### Description of the task
What number of lines contain the word "Building"? Reply with the number and nothing else.
>> begin Stored rows
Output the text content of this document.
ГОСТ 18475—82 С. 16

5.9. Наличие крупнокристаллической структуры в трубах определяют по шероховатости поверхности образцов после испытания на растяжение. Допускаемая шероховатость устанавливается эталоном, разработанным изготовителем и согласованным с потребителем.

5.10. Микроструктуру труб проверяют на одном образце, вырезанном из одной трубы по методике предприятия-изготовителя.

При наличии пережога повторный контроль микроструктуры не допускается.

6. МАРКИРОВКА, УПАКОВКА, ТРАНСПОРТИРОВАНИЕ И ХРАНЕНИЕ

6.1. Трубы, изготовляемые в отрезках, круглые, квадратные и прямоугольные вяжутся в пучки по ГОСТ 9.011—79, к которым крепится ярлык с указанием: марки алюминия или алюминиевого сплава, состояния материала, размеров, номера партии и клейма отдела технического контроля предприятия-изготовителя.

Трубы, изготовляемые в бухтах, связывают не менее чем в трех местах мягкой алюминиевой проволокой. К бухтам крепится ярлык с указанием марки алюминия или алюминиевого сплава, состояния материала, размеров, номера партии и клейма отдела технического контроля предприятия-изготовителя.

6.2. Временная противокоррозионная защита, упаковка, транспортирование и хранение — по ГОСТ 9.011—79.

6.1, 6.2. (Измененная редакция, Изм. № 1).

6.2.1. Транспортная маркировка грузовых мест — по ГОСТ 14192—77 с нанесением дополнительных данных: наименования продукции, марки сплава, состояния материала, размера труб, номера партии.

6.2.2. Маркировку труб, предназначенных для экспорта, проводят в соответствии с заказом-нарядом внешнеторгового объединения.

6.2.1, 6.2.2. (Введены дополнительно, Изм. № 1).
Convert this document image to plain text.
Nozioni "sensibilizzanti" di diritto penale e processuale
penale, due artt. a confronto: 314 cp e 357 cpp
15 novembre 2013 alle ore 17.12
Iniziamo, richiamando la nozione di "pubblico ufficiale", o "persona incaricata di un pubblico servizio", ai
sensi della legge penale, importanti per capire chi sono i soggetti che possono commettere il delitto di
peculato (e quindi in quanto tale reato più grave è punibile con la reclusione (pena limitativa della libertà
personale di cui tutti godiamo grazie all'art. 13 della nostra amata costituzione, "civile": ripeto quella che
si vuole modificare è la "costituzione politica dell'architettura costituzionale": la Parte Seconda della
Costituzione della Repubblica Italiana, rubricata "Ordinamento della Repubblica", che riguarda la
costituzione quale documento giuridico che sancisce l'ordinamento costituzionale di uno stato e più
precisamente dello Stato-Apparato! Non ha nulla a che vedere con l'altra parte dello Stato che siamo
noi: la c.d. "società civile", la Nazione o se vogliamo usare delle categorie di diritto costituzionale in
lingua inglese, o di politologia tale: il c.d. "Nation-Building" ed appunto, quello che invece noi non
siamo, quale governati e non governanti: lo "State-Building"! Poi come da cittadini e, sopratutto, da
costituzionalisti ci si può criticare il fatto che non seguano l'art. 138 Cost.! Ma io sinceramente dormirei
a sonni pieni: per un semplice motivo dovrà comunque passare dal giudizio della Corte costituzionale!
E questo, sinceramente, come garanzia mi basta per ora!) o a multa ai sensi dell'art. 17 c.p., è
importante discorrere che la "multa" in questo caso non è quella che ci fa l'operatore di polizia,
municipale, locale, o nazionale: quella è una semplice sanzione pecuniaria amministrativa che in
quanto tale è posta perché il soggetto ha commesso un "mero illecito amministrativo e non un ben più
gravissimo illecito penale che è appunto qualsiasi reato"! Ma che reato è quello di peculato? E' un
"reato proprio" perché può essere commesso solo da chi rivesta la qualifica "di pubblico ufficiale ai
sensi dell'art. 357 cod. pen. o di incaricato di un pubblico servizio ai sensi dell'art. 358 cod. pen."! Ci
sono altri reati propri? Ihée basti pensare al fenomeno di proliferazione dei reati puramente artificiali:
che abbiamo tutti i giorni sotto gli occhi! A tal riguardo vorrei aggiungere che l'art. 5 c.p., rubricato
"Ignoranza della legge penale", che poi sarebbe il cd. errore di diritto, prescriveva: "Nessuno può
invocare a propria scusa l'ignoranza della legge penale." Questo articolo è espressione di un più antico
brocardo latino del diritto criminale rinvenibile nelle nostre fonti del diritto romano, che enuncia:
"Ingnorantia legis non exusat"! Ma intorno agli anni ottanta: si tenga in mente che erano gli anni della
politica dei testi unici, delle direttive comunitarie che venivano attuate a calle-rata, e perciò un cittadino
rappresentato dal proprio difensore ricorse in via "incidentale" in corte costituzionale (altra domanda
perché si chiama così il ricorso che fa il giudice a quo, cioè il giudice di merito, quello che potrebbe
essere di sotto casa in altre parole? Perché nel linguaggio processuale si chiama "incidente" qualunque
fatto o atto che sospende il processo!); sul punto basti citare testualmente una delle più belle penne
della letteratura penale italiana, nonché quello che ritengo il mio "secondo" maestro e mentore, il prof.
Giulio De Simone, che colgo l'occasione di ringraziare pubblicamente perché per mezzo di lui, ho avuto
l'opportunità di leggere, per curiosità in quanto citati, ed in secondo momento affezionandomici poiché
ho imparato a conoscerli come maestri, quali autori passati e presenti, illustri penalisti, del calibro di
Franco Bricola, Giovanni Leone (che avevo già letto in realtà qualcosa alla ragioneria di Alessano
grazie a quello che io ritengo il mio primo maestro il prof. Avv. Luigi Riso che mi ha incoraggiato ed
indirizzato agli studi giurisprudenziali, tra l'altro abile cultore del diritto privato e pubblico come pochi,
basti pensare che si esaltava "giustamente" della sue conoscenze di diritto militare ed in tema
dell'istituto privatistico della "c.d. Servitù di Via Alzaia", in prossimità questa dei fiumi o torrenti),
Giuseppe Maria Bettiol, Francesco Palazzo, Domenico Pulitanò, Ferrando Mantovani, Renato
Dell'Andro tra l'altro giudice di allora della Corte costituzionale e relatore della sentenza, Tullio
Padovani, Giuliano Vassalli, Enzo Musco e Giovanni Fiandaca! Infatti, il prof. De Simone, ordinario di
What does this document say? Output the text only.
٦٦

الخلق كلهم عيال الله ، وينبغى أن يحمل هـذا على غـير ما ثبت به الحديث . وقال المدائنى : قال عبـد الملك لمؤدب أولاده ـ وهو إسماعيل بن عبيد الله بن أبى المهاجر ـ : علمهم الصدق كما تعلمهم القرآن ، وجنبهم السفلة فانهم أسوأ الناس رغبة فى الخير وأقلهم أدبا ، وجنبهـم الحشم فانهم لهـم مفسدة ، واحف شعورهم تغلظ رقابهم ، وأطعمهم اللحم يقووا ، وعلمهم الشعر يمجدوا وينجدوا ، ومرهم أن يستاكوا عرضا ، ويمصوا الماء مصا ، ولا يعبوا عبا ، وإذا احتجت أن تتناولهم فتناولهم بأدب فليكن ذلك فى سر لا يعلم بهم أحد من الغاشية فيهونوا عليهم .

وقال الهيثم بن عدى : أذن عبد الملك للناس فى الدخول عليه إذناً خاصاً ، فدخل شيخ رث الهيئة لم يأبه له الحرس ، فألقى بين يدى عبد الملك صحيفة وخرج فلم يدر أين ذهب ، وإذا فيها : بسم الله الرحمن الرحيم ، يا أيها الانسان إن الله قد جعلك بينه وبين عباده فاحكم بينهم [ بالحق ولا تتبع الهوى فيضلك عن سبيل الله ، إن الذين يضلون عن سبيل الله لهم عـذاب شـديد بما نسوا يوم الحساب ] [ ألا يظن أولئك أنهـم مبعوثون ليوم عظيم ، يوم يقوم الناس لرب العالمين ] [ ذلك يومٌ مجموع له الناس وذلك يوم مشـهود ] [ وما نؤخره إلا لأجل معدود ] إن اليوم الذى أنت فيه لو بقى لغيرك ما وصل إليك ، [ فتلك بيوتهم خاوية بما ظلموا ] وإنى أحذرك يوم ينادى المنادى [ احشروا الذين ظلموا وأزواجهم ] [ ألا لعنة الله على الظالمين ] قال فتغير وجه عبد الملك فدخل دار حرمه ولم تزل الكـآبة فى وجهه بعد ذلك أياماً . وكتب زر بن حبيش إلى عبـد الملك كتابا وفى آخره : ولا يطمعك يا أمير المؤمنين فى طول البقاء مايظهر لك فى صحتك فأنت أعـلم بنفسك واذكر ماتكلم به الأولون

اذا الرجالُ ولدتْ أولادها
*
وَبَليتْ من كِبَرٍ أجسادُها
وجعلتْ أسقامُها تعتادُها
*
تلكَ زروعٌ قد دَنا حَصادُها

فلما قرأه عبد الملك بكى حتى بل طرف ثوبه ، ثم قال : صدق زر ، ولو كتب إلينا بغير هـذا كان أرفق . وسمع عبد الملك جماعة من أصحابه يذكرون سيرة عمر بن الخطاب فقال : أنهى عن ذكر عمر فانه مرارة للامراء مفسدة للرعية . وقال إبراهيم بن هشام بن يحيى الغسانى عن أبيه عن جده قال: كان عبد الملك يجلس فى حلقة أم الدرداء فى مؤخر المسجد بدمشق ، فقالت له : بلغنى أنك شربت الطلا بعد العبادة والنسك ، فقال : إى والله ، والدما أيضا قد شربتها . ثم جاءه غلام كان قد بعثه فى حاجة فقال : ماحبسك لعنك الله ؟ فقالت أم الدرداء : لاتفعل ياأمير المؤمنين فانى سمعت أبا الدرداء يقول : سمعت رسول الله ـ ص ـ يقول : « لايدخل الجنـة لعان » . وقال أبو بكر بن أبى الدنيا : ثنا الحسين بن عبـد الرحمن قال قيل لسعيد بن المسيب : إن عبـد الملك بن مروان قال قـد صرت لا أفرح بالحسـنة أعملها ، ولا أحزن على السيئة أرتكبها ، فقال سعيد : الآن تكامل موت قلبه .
>> end Stored rows
### Task response
2